THE REQUEST:
Look through the data below. Collect every line where the word "Development" occurs.

── INFORMATION SUPPLIED

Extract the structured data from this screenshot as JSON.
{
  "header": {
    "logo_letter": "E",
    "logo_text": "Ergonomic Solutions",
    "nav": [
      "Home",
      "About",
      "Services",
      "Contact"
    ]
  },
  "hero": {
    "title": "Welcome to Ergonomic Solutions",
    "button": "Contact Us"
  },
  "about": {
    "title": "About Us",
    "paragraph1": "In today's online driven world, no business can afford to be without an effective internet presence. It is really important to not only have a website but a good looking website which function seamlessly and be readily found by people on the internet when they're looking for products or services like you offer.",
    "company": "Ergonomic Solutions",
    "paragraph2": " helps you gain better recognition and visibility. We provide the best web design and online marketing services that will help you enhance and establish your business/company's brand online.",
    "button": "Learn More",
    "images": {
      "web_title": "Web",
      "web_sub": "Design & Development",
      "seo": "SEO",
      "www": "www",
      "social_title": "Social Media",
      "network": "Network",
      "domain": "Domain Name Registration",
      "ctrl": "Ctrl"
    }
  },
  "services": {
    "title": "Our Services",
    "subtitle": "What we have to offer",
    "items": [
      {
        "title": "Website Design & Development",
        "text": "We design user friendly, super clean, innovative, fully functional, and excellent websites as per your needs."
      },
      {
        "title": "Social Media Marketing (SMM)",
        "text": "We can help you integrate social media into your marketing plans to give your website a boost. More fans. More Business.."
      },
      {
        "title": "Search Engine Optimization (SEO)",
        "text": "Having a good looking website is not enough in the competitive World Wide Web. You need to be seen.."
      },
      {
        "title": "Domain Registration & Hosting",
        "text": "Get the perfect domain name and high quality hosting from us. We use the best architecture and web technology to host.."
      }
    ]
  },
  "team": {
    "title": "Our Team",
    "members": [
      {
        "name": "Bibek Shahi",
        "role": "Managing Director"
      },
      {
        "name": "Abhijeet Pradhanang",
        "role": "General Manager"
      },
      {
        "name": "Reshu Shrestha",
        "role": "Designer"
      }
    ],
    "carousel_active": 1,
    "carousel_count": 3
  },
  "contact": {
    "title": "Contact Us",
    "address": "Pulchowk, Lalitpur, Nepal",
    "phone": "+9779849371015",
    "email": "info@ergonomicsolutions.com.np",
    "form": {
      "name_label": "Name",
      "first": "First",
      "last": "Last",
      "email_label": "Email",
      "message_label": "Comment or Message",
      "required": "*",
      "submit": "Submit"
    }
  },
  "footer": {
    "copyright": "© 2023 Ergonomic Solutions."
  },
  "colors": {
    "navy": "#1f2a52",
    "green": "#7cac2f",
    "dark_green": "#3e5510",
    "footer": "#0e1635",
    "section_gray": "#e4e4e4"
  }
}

────

WORKED SOLUTION:
      "web_sub": "Design & Development",
        "title": "Website Design & Development",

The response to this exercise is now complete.